Exercise:
Copy out the complete listing, word for word.

------ Data shown ------

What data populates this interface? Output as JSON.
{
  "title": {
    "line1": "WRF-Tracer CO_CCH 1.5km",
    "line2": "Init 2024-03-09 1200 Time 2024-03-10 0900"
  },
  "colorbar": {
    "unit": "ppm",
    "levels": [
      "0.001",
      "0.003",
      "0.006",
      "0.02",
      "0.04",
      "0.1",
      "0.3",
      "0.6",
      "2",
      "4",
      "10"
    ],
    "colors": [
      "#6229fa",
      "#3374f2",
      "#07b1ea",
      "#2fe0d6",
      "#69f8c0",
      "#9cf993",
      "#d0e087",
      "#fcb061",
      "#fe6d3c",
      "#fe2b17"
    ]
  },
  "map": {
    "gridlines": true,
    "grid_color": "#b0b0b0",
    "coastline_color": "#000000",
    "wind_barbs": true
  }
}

------

Task answer:
What data populates this interface? Output as JSON.
{
  "title": {
    "line1": "WRF-Tracer CO_CCH 1.5km",
    "line2": "Init 2024-03-09 1200 Time 2024-03-10 0900"
  },
  "colorbar": {
    "unit": "ppm",
    "levels": [
      "0.001",
      "0.003",
      "0.006",
      "0.02",
      "0.04",
      "0.1",
      "0.3",
      "0.6",
      "2",
      "4",
      "10"
    ],
    "colors": [
      "#6229fa",
      "#3374f2",
      "#07b1ea",
      "#2fe0d6",
      "#69f8c0",
      "#9cf993",
      "#d0e087",
      "#fcb061",
      "#fe6d3c",
      "#fe2b17"
    ]
  },
  "map": {
    "gridlines": true,
    "grid_color": "#b0b0b0",
    "coastline_color": "#000000",
    "wind_barbs": true
  }
}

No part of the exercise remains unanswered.